*Stated goal:*
Set down each record below precisely, skipping the pictures.

[Data extracted from a collection]

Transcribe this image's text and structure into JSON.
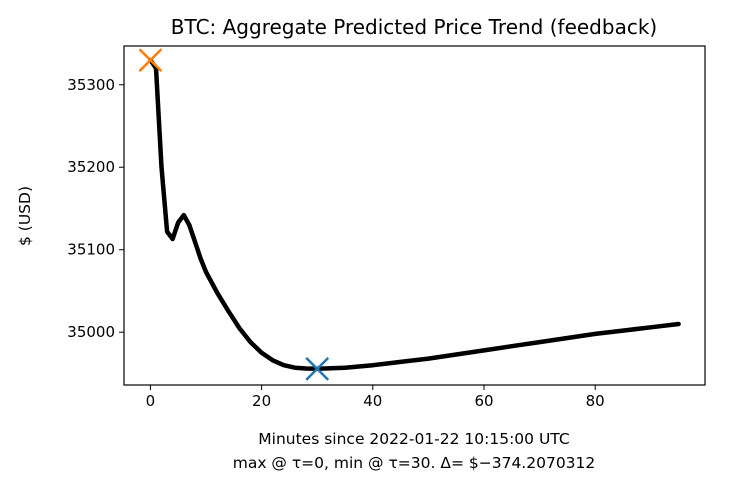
{
  "chart_data": {
    "type": "line",
    "title": "BTC: Aggregate Predicted Price Trend (feedback)",
    "xlabel": "Minutes since 2022-01-22 10:15:00 UTC",
    "xlabel_note": "max @ τ=0, min @ τ=30. Δ= $−374.2070312",
    "ylabel": "$ (USD)",
    "xlim": [
      -4.75,
      99.75
    ],
    "ylim": [
      34936,
      35347
    ],
    "xticks": [
      0,
      20,
      40,
      60,
      80
    ],
    "yticks": [
      35000,
      35100,
      35200,
      35300
    ],
    "grid": false,
    "series": [
      {
        "color": "#000000",
        "x": [
          0,
          1,
          2,
          3,
          4,
          5,
          6,
          7,
          8,
          9,
          10,
          12,
          14,
          16,
          18,
          20,
          22,
          24,
          26,
          28,
          30,
          35,
          40,
          45,
          50,
          55,
          60,
          65,
          70,
          75,
          80,
          85,
          90,
          95
        ],
        "y": [
          35330,
          35320,
          35200,
          35122,
          35113,
          35133,
          35142,
          35130,
          35110,
          35090,
          35073,
          35048,
          35026,
          35005,
          34988,
          34975,
          34966,
          34960,
          34957,
          34956,
          34955.6,
          34957,
          34960,
          34964,
          34968,
          34973,
          34978,
          34983,
          34988,
          34993,
          34998,
          35002,
          35006,
          35010
        ]
      }
    ],
    "markers": [
      {
        "label": "max",
        "x": 0,
        "y": 35329.8,
        "symbol": "x",
        "color": "#ff7f0e"
      },
      {
        "label": "min",
        "x": 30,
        "y": 34955.6,
        "symbol": "x",
        "color": "#1f77b4"
      }
    ]
  }
}
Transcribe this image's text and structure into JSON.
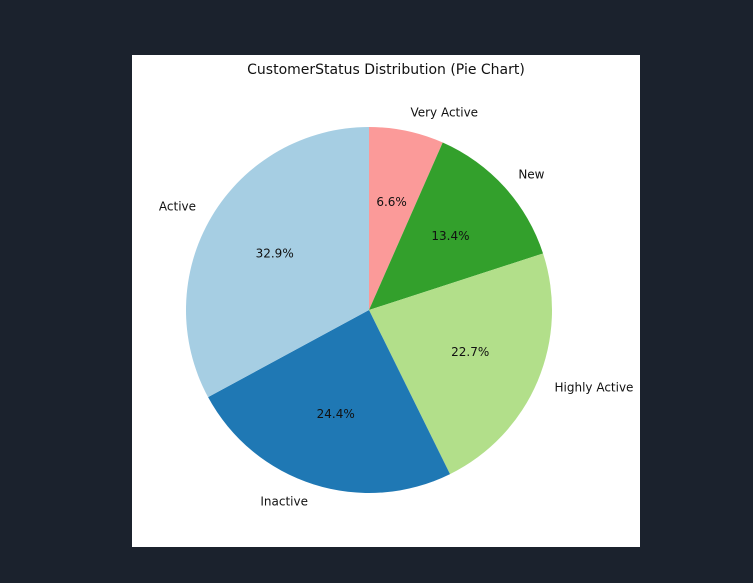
{
  "chart_data": {
    "type": "pie",
    "title": "CustomerStatus Distribution (Pie Chart)",
    "start_angle_deg": 90,
    "direction": "clockwise",
    "slices": [
      {
        "label": "Very Active",
        "value": 6.6,
        "pct_label": "6.6%",
        "color": "#fb9a99"
      },
      {
        "label": "New",
        "value": 13.4,
        "pct_label": "13.4%",
        "color": "#33a02c"
      },
      {
        "label": "Highly Active",
        "value": 22.7,
        "pct_label": "22.7%",
        "color": "#b2df8a"
      },
      {
        "label": "Inactive",
        "value": 24.4,
        "pct_label": "24.4%",
        "color": "#1f78b4"
      },
      {
        "label": "Active",
        "value": 32.9,
        "pct_label": "32.9%",
        "color": "#a6cee3"
      }
    ]
  }
}
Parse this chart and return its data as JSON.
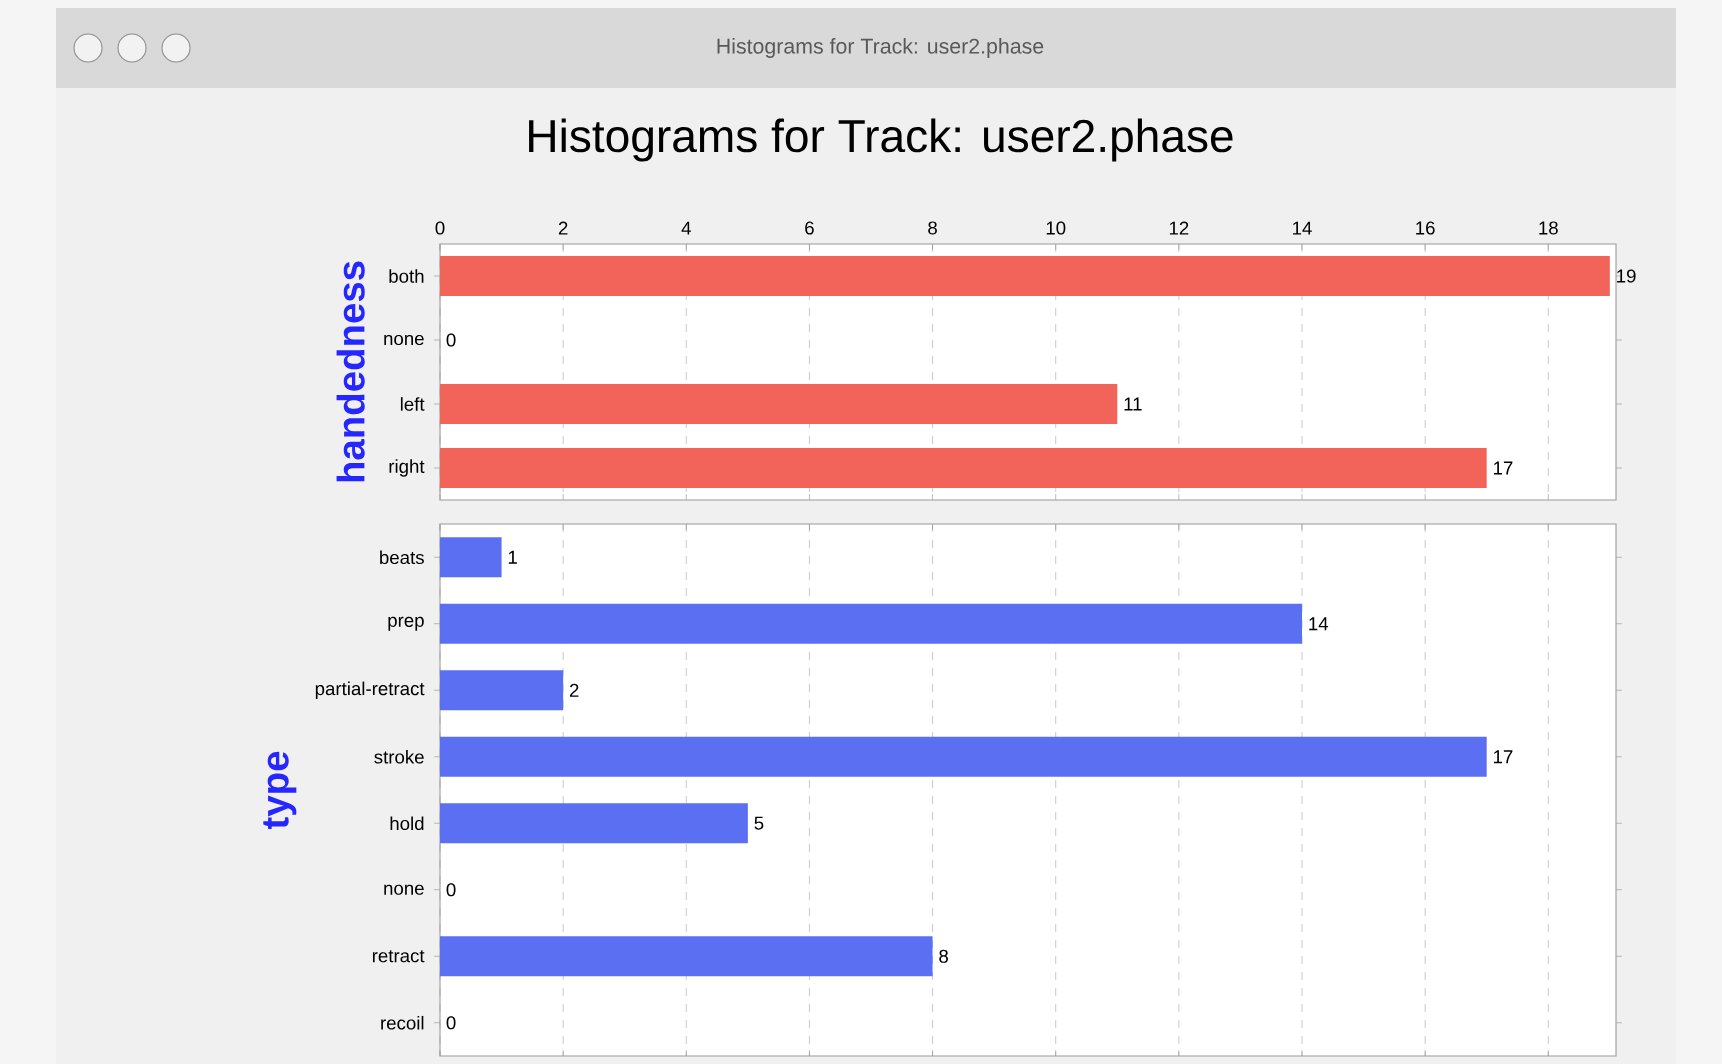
{
  "chart_data": [
    {
      "type": "bar",
      "orientation": "horizontal",
      "title": "Histograms for Track: user2.phase",
      "annotations": [
        "Histograms for Track: user2.phase"
      ],
      "ylabel": "handedness",
      "categories": [
        "both",
        "none",
        "left",
        "right"
      ],
      "values": [
        19,
        0,
        11,
        17
      ],
      "color": "#f2635a",
      "xlim": [
        0,
        19.1
      ],
      "xticks": [
        0,
        2,
        4,
        6,
        8,
        10,
        12,
        14,
        16,
        18
      ],
      "grid": "x",
      "data_labels": true
    },
    {
      "type": "bar",
      "orientation": "horizontal",
      "ylabel": "type",
      "categories": [
        "beats",
        "prep",
        "partial-retract",
        "stroke",
        "hold",
        "none",
        "retract",
        "recoil"
      ],
      "values": [
        1,
        14,
        2,
        17,
        5,
        0,
        8,
        0
      ],
      "color": "#5b6ff2",
      "xlim": [
        0,
        19.1
      ],
      "xticks": [
        0,
        2,
        4,
        6,
        8,
        10,
        12,
        14,
        16,
        18
      ],
      "grid": "x",
      "data_labels": true,
      "tick_labels": "y"
    }
  ]
}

*Worked solution:*
Transcribe this image's text and structure into JSON.
{
  "chart_data": {
    "type": "line",
    "title": "BTC: Aggregate Predicted Price Trend (feedback)",
    "xlabel": "Minutes since 2022-01-22 10:15:00 UTC",
    "xlabel_note": "max @ τ=0, min @ τ=30. Δ= $−374.2070312",
    "ylabel": "$ (USD)",
    "xlim": [
      -4.75,
      99.75
    ],
    "ylim": [
      34936,
      35347
    ],
    "xticks": [
      0,
      20,
      40,
      60,
      80
    ],
    "yticks": [
      35000,
      35100,
      35200,
      35300
    ],
    "grid": false,
    "series": [
      {
        "color": "#000000",
        "x": [
          0,
          1,
          2,
          3,
          4,
          5,
          6,
          7,
          8,
          9,
          10,
          12,
          14,
          16,
          18,
          20,
          22,
          24,
          26,
          28,
          30,
          35,
          40,
          45,
          50,
          55,
          60,
          65,
          70,
          75,
          80,
          85,
          90,
          95
        ],
        "y": [
          35330,
          35320,
          35200,
          35122,
          35113,
          35133,
          35142,
          35130,
          35110,
          35090,
          35073,
          35048,
          35026,
          35005,
          34988,
          34975,
          34966,
          34960,
          34957,
          34956,
          34955.6,
          34957,
          34960,
          34964,
          34968,
          34973,
          34978,
          34983,
          34988,
          34993,
          34998,
          35002,
          35006,
          35010
        ]
      }
    ],
    "markers": [
      {
        "label": "max",
        "x": 0,
        "y": 35329.8,
        "symbol": "x",
        "color": "#ff7f0e"
      },
      {
        "label": "min",
        "x": 30,
        "y": 34955.6,
        "symbol": "x",
        "color": "#1f77b4"
      }
    ]
  }
}
Transcribe this image's text and structure into JSON.
{
  "chart_data": {
    "type": "pie",
    "title": "CustomerStatus Distribution (Pie Chart)",
    "start_angle_deg": 90,
    "direction": "clockwise",
    "slices": [
      {
        "label": "Very Active",
        "value": 6.6,
        "pct_label": "6.6%",
        "color": "#fb9a99"
      },
      {
        "label": "New",
        "value": 13.4,
        "pct_label": "13.4%",
        "color": "#33a02c"
      },
      {
        "label": "Highly Active",
        "value": 22.7,
        "pct_label": "22.7%",
        "color": "#b2df8a"
      },
      {
        "label": "Inactive",
        "value": 24.4,
        "pct_label": "24.4%",
        "color": "#1f78b4"
      },
      {
        "label": "Active",
        "value": 32.9,
        "pct_label": "32.9%",
        "color": "#a6cee3"
      }
    ]
  }
}
Parse this chart and return its data as JSON.
{
  "chart_data": [
    {
      "type": "bar",
      "orientation": "horizontal",
      "title": "Histograms for Track: user2.phase",
      "annotations": [
        "Histograms for Track: user2.phase"
      ],
      "ylabel": "handedness",
      "categories": [
        "both",
        "none",
        "left",
        "right"
      ],
      "values": [
        19,
        0,
        11,
        17
      ],
      "color": "#f2635a",
      "xlim": [
        0,
        19.1
      ],
      "xticks": [
        0,
        2,
        4,
        6,
        8,
        10,
        12,
        14,
        16,
        18
      ],
      "grid": "x",
      "data_labels": true
    },
    {
      "type": "bar",
      "orientation": "horizontal",
      "ylabel": "type",
      "categories": [
        "beats",
        "prep",
        "partial-retract",
        "stroke",
        "hold",
        "none",
        "retract",
        "recoil"
      ],
      "values": [
        1,
        14,
        2,
        17,
        5,
        0,
        8,
        0
      ],
      "color": "#5b6ff2",
      "xlim": [
        0,
        19.1
      ],
      "xticks": [
        0,
        2,
        4,
        6,
        8,
        10,
        12,
        14,
        16,
        18
      ],
      "grid": "x",
      "data_labels": true,
      "tick_labels": "y"
    }
  ]
}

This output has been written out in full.